Data records:
===

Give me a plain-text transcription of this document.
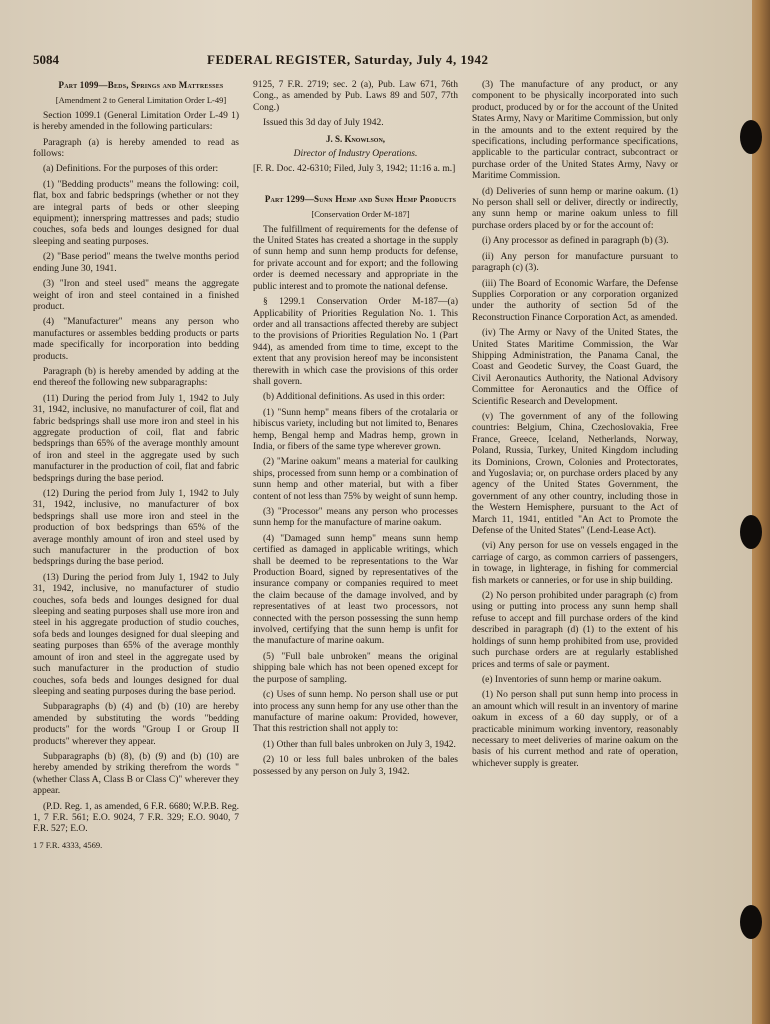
5084	FEDERAL REGISTER, Saturday, July 4, 1942

Part 1099—Beds, Springs and Mattresses

[Amendment 2 to General Limitation Order L-49]

Section 1099.1 (General Limitation Order L-49 1) is hereby amended in the following particulars:

Paragraph (a) is hereby amended to read as follows:

(a) Definitions. For the purposes of this order:

(1) "Bedding products" means the following: coil, flat, box and fabric bedsprings (whether or not they are integral parts of beds or other sleeping equipment); innerspring mattresses and pads; studio couches, sofa beds and lounges designed for dual sleeping and seating purposes.

(2) "Base period" means the twelve months period ending June 30, 1941.

(3) "Iron and steel used" means the aggregate weight of iron and steel contained in a finished product.

(4) "Manufacturer" means any person who manufactures or assembles bedding products or parts made specifically for incorporation into bedding products.

Paragraph (b) is hereby amended by adding at the end thereof the following new subparagraphs:

(11) During the period from July 1, 1942 to July 31, 1942, inclusive, no manufacturer of coil, flat and fabric bedsprings shall use more iron and steel in his aggregate production of coil, flat and fabric bedsprings than 65% of the average monthly amount of iron and steel in the aggregate used by such manufacturer in the production of coil, flat and fabric bedsprings during the base period.

(12) During the period from July 1, 1942 to July 31, 1942, inclusive, no manufacturer of box bedsprings shall use more iron and steel in the production of box bedsprings than 65% of the average monthly amount of iron and steel used by such manufacturer in the production of box bedsprings during the base period.

(13) During the period from July 1, 1942 to July 31, 1942, inclusive, no manufacturer of studio couches, sofa beds and lounges designed for dual sleeping and seating purposes shall use more iron and steel in his aggregate production of studio couches, sofa beds and lounges designed for dual sleeping and seating purposes than 65% of the average monthly amount of iron and steel in the aggregate used by such manufacturer in the production of studio couches, sofa beds and lounges designed for dual sleeping and seating purposes during the base period.

Subparagraphs (b) (4) and (b) (10) are hereby amended by substituting the words "bedding products" for the words "Group I or Group II products" wherever they appear.

Subparagraphs (b) (8), (b) (9) and (b) (10) are hereby amended by striking therefrom the words "(whether Class A, Class B or Class C)" wherever they appear.

(P.D. Reg. 1, as amended, 6 F.R. 6680; W.P.B. Reg. 1, 7 F.R. 561; E.O. 9024, 7 F.R. 329; E.O. 9040, 7 F.R. 527; E.O.

1 7 F.R. 4333, 4569.

9125, 7 F.R. 2719; sec. 2 (a), Pub. Law 671, 76th Cong., as amended by Pub. Laws 89 and 507, 77th Cong.)

Issued this 3d day of July 1942.

J. S. Knowlson,

Director of Industry Operations.

[F. R. Doc. 42-6310; Filed, July 3, 1942; 11:16 a. m.]

Part 1299—Sunn Hemp and Sunn Hemp Products

[Conservation Order M-187]

The fulfillment of requirements for the defense of the United States has created a shortage in the supply of sunn hemp and sunn hemp products for defense, for private account and for export; and the following order is deemed necessary and appropriate in the public interest and to promote the national defense.

§ 1299.1 Conservation Order M-187—(a) Applicability of Priorities Regulation No. 1. This order and all transactions affected thereby are subject to the provisions of Priorities Regulation No. 1 (Part 944), as amended from time to time, except to the extent that any provision hereof may be inconsistent therewith in which case the provisions of this order shall govern.

(b) Additional definitions. As used in this order:

(1) "Sunn hemp" means fibers of the crotalaria or hibiscus variety, including but not limited to, Benares hemp, Bengal hemp and Madras hemp, grown in India, or fibers of the same type wherever grown.

(2) "Marine oakum" means a material for caulking ships, processed from sunn hemp or a combination of sunn hemp and other material, but with a fiber content of not less than 75% by weight of sunn hemp.

(3) "Processor" means any person who processes sunn hemp for the manufacture of marine oakum.

(4) "Damaged sunn hemp" means sunn hemp certified as damaged in applicable writings, which shall be deemed to be representations to the War Production Board, signed by representatives of the insurance company or companies required to meet the claim because of the damage involved, and by representatives of at least two processors, not connected with the person possessing the sunn hemp involved, certifying that the sunn hemp is unfit for the manufacture of marine oakum.

(5) "Full bale unbroken" means the original shipping bale which has not been opened except for the purpose of sampling.

(c) Uses of sunn hemp. No person shall use or put into process any sunn hemp for any use other than the manufacture of marine oakum: Provided, however, That this restriction shall not apply to:

(1) Other than full bales unbroken on July 3, 1942.

(2) 10 or less full bales unbroken of the bales possessed by any person on July 3, 1942.

(3) The manufacture of any product, or any component to be physically incorporated into such product, produced by or for the account of the United States Army, Navy or Maritime Commission, but only in the amounts and to the extent required by the specifications, including performance specifications, applicable to the particular contract, subcontract or purchase order of the United States Army, Navy or Maritime Commission.

(d) Deliveries of sunn hemp or marine oakum. (1) No person shall sell or deliver, directly or indirectly, any sunn hemp or marine oakum unless to fill purchase orders placed by or for the account of:

(i) Any processor as defined in paragraph (b) (3).

(ii) Any person for manufacture pursuant to paragraph (c) (3).

(iii) The Board of Economic Warfare, the Defense Supplies Corporation or any corporation organized under the authority of section 5d of the Reconstruction Finance Corporation Act, as amended.

(iv) The Army or Navy of the United States, the United States Maritime Commission, the War Shipping Administration, the Panama Canal, the Coast and Geodetic Survey, the Coast Guard, the Civil Aeronautics Authority, the National Advisory Committee for Aeronautics and the Office of Scientific Research and Development.

(v) The government of any of the following countries: Belgium, China, Czechoslovakia, Free France, Greece, Iceland, Netherlands, Norway, Poland, Russia, Turkey, United Kingdom including its Dominions, Crown, Colonies and Protectorates, and Yugoslavia; or, on purchase orders placed by any agency of the United States Government, the government of any other country, including those in the Western Hemisphere, pursuant to the Act of March 11, 1941, entitled "An Act to Promote the Defense of the United States" (Lend-Lease Act).

(vi) Any person for use on vessels engaged in the carriage of cargo, as common carriers of passengers, in towage, in lighterage, in fishing for commercial fish markets or canneries, or for use in ship building.

(2) No person prohibited under paragraph (c) from using or putting into process any sunn hemp shall refuse to accept and fill purchase orders of the kind described in paragraph (d) (1) to the extent of his holdings of sunn hemp prohibited from use, provided such purchase orders are at regularly established prices and terms of sale or payment.

(e) Inventories of sunn hemp or marine oakum.

(1) No person shall put sunn hemp into process in an amount which will result in an inventory of marine oakum in excess of a 60 day supply, or of a practicable minimum working inventory, reasonably necessary to meet deliveries of marine oakum on the basis of his current method and rate of operation, whichever supply is greater.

===

What needs to be done: List every line in the records above that contains the word "except".

Task solution:
§ 1299.1 Conservation Order M-187—(a) Applicability of Priorities Regulation No. 1. This order and all transactions affected thereby are subject to the provisions of Priorities Regulation No. 1 (Part 944), as amended from time to time, except to the extent that any provision hereof may be inconsistent therewith in which case the provisions of this order shall govern.
(5) "Full bale unbroken" means the original shipping bale which has not been opened except for the purpose of sampling.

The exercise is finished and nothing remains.